=== EXERCISE MATERIALS ===

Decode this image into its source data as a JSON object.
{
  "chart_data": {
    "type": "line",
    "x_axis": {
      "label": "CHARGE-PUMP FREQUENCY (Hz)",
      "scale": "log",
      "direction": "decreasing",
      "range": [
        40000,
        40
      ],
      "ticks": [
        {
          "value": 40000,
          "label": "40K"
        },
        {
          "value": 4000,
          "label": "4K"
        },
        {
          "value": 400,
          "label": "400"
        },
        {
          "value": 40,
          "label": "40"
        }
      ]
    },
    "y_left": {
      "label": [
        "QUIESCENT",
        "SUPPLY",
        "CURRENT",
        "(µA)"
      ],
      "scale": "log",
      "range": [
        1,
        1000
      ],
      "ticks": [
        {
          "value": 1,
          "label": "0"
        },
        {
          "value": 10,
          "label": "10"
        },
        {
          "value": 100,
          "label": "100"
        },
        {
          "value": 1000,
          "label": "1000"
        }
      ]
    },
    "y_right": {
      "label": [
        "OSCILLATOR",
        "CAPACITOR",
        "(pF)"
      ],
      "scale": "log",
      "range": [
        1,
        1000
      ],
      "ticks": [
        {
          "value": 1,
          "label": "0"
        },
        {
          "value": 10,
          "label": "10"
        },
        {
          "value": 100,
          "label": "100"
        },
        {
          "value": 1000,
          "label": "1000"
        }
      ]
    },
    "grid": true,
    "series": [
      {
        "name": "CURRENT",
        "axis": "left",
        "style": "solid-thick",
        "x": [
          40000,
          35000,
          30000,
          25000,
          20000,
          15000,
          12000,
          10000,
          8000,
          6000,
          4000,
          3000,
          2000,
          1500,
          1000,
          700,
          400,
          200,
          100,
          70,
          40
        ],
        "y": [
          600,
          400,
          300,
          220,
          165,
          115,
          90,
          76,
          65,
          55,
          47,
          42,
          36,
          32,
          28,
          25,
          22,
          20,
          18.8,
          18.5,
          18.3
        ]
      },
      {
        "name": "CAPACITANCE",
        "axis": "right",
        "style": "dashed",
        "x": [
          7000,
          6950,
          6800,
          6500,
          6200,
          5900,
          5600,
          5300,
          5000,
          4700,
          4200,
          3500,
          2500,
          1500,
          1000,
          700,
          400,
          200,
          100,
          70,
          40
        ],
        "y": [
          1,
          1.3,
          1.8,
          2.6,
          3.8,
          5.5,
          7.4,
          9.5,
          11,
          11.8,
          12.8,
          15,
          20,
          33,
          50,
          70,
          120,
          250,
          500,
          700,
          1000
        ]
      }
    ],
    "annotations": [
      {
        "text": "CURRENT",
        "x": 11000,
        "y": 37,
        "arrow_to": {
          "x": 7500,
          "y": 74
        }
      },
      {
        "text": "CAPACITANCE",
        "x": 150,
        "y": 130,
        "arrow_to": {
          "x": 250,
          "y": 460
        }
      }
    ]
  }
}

===
=== EXERCISE MATERIALS ===

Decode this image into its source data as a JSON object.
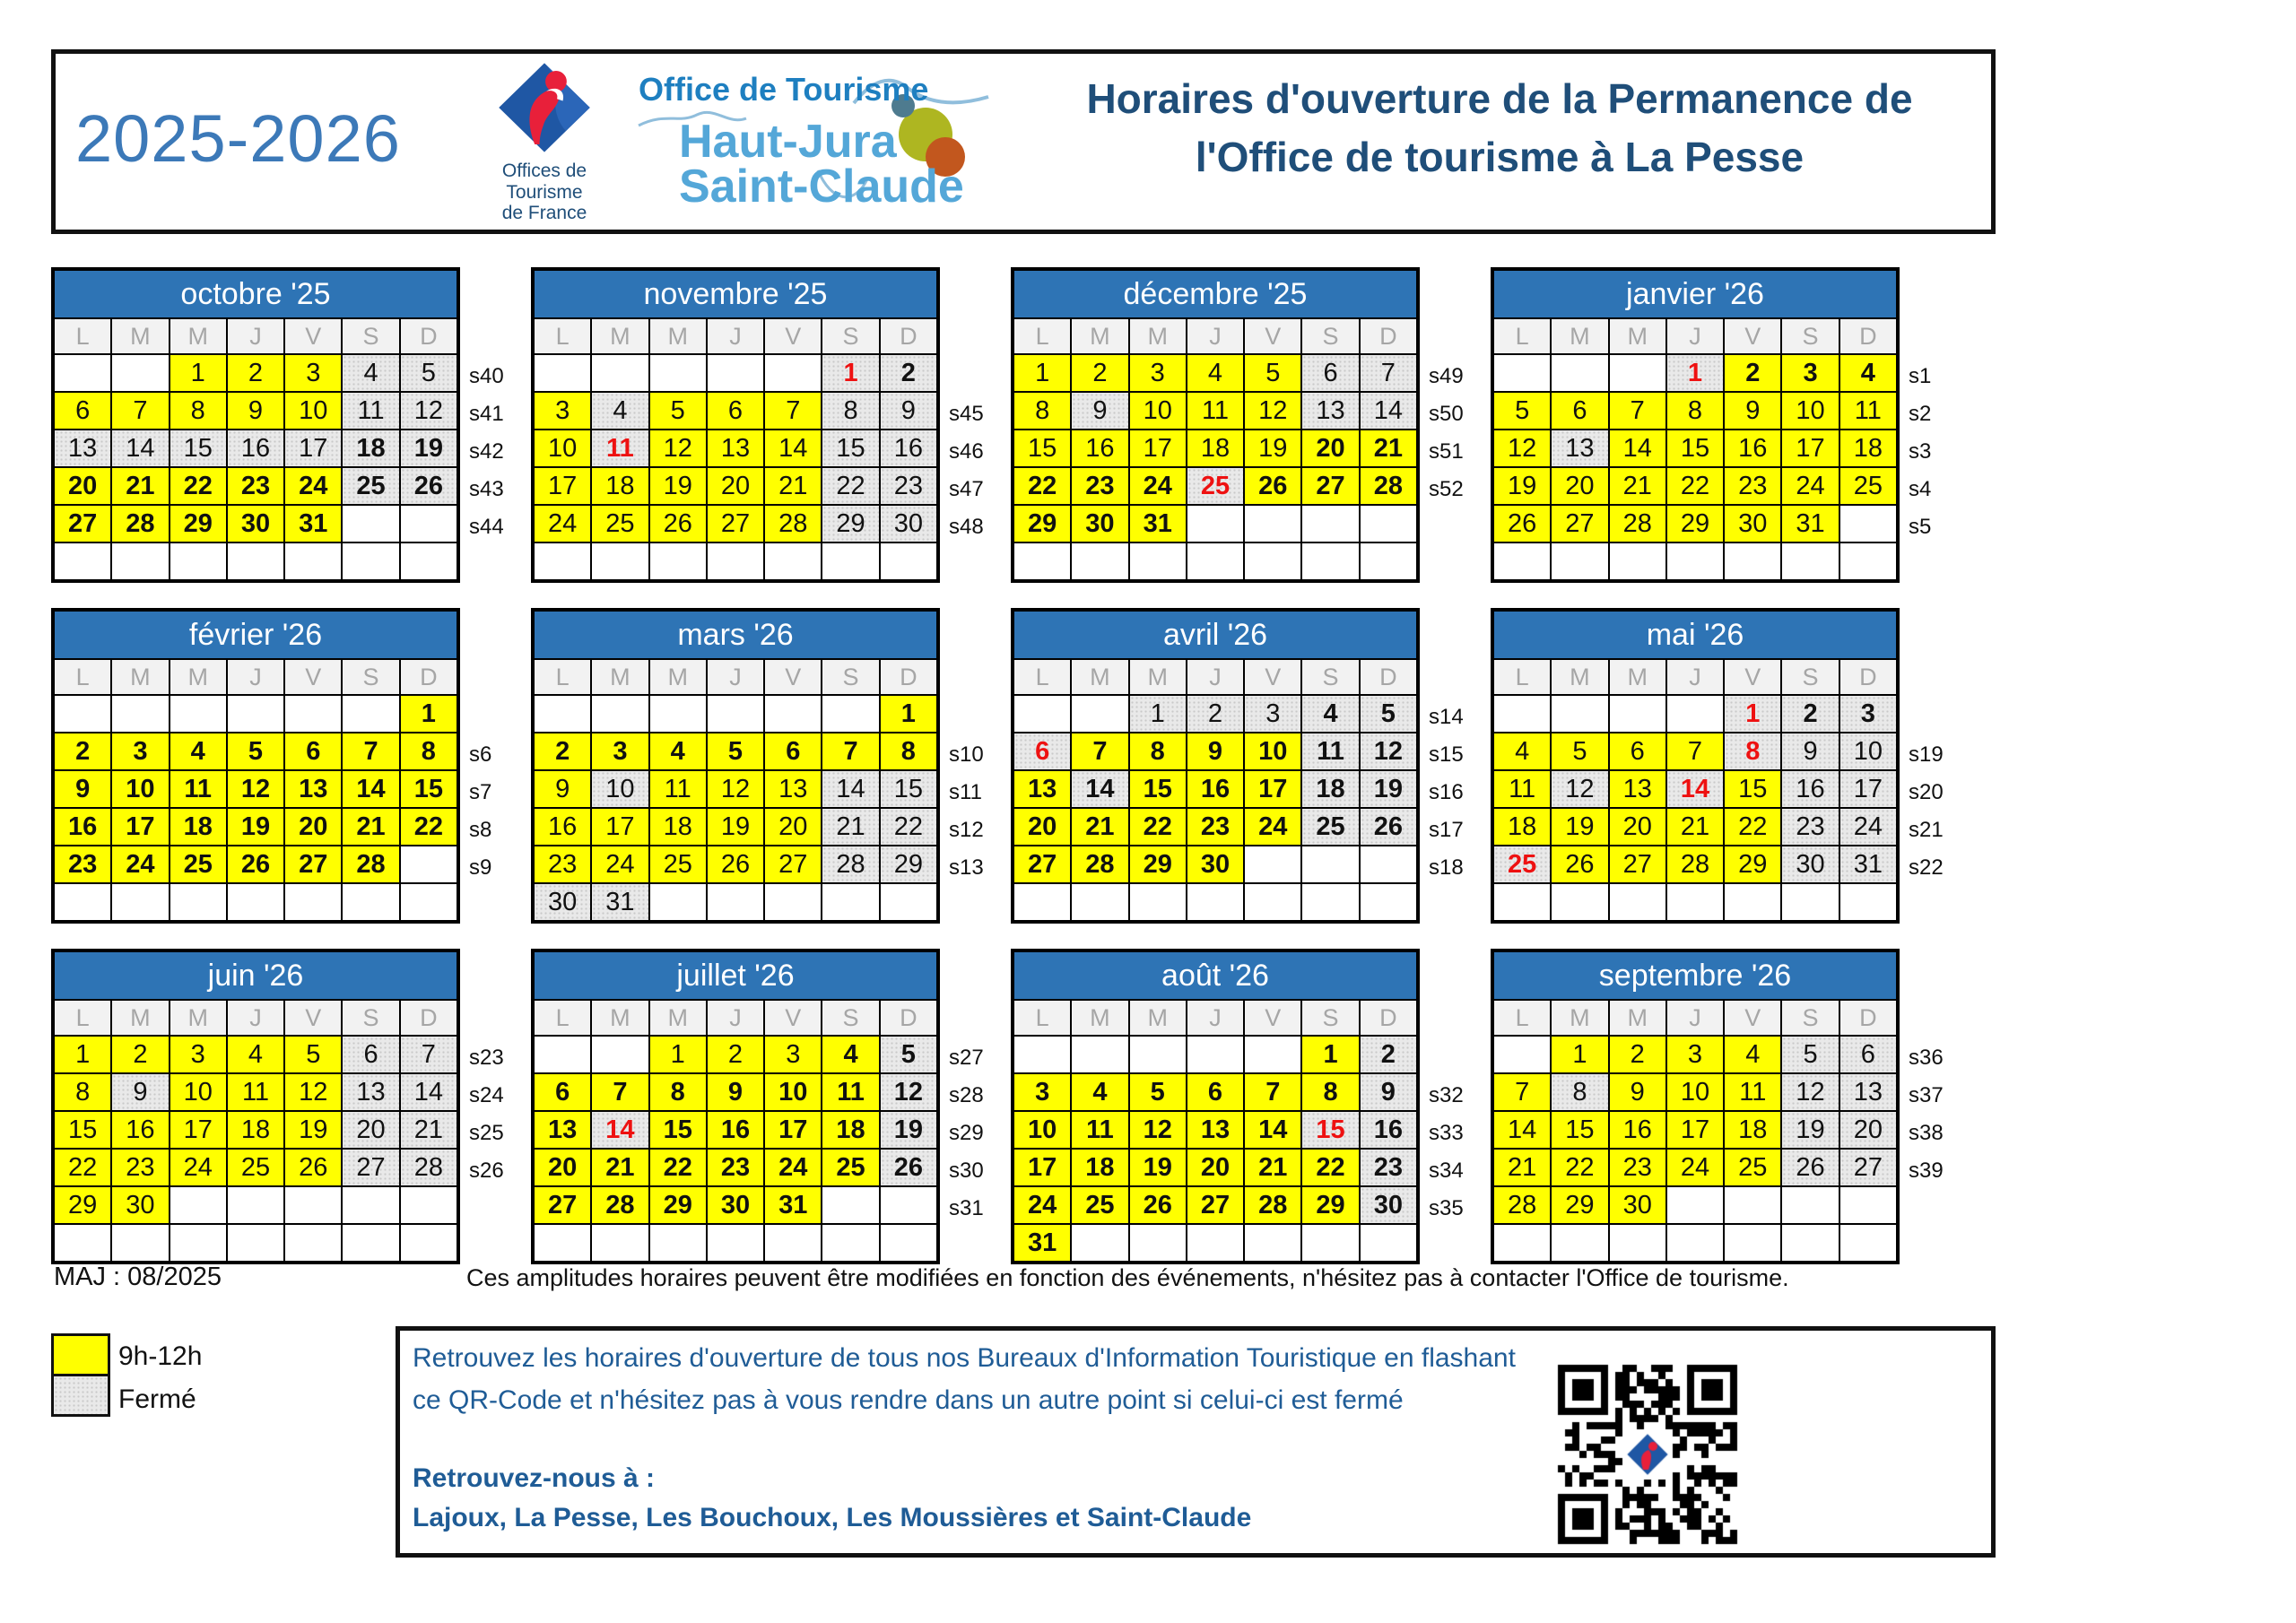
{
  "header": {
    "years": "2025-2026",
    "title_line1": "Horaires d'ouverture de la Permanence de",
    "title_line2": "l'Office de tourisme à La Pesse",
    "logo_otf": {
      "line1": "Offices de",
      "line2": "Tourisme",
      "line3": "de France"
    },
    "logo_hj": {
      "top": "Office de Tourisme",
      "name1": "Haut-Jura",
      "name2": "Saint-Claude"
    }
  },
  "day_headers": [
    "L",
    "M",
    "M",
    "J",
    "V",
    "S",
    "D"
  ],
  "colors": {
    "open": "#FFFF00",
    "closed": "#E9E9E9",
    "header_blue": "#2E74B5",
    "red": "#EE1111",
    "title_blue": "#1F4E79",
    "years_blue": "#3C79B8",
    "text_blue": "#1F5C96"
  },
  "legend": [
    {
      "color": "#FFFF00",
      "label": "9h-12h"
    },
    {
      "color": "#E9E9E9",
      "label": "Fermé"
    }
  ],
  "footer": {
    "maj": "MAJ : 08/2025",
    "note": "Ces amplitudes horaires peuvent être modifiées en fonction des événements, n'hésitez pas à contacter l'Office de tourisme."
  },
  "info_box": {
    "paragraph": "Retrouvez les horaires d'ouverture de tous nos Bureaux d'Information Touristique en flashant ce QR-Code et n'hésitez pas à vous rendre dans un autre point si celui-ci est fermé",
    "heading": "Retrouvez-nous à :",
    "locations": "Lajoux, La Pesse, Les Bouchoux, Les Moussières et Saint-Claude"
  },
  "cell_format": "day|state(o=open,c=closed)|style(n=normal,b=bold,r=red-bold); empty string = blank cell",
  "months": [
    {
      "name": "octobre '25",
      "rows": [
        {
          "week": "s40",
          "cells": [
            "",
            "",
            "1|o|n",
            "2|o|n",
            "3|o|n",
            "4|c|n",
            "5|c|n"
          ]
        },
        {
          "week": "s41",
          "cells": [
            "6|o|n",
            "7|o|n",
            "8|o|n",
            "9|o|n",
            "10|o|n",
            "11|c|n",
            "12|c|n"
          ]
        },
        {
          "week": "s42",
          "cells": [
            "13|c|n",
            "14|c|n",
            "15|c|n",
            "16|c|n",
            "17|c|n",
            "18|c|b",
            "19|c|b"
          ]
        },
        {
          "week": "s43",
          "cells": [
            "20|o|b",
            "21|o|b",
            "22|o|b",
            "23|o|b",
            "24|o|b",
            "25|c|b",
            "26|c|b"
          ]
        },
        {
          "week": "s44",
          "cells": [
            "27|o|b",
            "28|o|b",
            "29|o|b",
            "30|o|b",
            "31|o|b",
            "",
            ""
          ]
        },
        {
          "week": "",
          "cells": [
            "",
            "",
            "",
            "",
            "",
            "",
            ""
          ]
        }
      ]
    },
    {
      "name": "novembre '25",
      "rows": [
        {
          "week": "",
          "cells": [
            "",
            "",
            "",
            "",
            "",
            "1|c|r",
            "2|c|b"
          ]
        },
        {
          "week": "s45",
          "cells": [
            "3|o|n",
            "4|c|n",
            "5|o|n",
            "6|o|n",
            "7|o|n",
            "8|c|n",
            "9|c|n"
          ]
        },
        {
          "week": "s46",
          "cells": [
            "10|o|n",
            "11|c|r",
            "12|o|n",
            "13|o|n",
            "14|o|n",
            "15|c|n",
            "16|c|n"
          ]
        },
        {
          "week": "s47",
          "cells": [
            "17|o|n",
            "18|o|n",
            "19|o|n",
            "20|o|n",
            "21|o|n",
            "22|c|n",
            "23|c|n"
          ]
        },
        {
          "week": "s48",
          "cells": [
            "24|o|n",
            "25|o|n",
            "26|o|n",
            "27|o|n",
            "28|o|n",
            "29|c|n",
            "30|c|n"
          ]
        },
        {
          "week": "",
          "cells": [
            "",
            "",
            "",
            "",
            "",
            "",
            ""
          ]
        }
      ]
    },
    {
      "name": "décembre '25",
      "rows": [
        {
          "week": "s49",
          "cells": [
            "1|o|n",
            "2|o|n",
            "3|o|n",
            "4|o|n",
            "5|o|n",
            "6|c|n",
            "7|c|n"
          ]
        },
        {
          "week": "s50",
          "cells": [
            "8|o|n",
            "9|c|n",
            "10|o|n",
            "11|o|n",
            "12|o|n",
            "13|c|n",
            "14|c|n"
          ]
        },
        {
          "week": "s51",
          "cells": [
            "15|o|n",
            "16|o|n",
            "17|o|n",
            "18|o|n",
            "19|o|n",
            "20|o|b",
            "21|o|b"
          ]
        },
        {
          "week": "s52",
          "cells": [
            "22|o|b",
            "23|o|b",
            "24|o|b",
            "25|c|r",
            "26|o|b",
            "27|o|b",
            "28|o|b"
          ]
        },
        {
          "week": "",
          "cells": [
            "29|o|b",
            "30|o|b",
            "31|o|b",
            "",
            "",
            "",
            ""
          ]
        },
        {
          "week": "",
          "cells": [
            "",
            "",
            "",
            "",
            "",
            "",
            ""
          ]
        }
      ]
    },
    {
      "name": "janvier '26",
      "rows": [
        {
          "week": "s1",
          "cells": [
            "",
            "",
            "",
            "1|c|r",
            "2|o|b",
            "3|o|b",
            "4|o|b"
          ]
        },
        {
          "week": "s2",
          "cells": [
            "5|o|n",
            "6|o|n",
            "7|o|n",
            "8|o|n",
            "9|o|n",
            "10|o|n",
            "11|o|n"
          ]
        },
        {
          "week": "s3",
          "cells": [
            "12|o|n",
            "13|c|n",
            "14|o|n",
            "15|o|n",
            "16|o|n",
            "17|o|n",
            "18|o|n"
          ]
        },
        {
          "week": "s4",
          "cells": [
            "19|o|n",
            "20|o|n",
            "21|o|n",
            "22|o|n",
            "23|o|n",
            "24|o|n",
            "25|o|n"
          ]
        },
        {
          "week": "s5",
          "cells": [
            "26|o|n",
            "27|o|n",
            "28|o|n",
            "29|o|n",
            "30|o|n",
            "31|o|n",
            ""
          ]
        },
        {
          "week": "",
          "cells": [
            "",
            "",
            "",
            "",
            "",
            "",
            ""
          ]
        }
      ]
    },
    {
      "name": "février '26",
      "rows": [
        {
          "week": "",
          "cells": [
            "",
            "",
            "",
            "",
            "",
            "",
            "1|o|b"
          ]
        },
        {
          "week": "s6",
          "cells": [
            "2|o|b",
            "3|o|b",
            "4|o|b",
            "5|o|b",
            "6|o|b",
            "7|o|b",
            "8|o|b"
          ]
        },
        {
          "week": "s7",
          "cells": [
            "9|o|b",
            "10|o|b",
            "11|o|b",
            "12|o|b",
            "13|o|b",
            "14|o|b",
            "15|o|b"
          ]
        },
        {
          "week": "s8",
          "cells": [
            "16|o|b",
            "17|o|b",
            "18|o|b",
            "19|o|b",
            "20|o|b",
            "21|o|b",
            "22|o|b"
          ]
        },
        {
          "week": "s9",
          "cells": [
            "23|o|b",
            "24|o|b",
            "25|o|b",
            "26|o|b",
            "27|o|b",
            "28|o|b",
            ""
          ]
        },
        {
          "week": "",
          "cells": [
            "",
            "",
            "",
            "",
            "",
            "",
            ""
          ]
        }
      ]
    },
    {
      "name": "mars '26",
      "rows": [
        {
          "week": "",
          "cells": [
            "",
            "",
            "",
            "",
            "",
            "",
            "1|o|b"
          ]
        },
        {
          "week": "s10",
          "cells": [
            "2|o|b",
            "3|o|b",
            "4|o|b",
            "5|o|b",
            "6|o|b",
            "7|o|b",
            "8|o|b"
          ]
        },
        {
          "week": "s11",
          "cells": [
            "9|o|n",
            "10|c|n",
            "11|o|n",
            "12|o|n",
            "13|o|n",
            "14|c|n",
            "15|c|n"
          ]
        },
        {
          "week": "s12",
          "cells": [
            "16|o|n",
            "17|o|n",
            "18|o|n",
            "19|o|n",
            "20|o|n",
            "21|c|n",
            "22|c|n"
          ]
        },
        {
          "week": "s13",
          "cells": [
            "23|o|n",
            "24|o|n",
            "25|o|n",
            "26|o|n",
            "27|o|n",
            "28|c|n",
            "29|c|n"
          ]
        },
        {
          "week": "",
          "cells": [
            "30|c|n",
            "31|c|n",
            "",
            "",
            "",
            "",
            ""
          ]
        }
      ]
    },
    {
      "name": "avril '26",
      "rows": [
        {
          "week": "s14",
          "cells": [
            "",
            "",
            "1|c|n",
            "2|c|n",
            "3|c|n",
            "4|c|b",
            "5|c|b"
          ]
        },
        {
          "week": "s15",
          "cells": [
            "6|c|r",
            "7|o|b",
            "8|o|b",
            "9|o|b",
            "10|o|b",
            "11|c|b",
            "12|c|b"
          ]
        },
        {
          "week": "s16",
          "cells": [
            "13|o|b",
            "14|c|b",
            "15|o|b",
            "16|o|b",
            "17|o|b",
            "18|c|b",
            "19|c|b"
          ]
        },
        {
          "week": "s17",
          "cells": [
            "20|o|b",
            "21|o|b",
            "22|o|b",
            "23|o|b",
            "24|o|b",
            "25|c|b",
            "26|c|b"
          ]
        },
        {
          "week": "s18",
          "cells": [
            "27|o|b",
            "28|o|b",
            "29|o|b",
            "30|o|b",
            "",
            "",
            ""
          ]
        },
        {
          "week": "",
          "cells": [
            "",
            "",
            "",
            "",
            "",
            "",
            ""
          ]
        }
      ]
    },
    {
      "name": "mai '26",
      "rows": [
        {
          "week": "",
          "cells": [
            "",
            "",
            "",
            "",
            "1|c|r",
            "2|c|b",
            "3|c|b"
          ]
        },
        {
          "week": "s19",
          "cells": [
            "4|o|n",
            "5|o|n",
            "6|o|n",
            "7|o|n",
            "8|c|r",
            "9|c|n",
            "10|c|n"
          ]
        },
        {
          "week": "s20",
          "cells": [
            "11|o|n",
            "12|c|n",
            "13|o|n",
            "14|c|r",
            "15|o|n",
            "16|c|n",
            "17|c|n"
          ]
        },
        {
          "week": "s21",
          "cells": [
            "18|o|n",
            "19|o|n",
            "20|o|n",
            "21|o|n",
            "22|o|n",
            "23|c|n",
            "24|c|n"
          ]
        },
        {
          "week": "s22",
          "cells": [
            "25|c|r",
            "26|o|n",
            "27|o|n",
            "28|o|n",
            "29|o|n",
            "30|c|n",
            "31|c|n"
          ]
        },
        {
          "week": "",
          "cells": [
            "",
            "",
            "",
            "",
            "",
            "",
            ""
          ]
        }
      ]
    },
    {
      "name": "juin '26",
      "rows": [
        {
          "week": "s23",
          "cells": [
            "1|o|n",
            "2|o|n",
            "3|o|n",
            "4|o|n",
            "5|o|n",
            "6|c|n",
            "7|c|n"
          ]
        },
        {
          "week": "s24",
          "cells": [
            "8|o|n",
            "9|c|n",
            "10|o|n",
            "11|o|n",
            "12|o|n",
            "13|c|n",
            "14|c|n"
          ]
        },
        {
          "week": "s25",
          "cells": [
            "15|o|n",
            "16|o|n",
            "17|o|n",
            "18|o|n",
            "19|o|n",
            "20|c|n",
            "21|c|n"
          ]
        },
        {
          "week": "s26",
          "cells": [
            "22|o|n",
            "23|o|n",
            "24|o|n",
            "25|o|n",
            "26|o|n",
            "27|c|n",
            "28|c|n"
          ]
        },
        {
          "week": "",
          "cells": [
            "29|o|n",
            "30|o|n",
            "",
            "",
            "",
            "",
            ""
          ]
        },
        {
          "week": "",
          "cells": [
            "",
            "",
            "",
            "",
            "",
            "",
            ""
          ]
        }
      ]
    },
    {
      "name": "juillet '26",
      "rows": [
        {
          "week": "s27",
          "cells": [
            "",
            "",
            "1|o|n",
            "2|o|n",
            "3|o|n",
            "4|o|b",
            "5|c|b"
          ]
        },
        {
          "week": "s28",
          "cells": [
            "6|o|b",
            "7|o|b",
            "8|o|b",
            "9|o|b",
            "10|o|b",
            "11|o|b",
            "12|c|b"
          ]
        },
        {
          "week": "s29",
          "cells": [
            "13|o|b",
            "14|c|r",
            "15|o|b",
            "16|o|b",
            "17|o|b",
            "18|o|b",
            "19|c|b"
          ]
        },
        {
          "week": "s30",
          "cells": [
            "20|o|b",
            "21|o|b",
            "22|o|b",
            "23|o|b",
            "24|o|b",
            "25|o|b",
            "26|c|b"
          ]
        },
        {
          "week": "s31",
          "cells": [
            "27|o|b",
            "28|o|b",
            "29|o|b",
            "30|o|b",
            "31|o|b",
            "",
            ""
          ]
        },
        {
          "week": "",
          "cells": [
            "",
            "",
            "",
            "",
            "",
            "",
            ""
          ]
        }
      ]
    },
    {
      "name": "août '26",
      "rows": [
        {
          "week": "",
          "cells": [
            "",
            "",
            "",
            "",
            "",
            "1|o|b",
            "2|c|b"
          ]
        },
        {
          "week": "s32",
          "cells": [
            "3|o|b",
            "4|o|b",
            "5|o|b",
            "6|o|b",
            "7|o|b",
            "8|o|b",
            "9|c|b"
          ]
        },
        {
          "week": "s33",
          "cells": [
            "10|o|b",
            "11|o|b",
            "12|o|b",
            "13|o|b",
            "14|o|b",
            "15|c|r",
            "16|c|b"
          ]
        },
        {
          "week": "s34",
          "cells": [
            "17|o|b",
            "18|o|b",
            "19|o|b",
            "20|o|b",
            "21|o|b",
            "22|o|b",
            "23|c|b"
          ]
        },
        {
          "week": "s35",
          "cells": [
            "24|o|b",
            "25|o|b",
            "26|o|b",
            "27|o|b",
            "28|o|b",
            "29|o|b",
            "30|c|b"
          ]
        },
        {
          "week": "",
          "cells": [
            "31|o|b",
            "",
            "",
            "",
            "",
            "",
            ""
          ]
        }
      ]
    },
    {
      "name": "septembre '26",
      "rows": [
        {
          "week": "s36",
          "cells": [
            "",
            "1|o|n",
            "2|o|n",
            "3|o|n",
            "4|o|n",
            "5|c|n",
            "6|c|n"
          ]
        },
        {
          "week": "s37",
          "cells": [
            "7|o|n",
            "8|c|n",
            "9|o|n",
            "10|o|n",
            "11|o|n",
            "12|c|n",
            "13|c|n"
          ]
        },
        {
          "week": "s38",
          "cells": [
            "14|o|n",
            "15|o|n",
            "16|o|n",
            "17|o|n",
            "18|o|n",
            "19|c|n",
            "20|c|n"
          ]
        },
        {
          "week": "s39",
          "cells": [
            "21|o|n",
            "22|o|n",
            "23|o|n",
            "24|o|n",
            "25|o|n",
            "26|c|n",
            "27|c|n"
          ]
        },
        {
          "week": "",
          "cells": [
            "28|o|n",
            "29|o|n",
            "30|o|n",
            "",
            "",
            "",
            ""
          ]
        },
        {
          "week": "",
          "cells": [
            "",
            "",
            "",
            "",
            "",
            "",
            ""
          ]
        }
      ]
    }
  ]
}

===

Copy all lines of the listing above that contain the string "hésitez".

FINAL RESULT:
    "note": "Ces amplitudes horaires peuvent être modifiées en fonction des événements, n'hésitez pas à contacter l'Office de tourisme."
    "paragraph": "Retrouvez les horaires d'ouverture de tous nos Bureaux d'Information Touristique en flashant ce QR-Code et n'hésitez pas à vous rendre dans un autre point si celui-ci est fermé",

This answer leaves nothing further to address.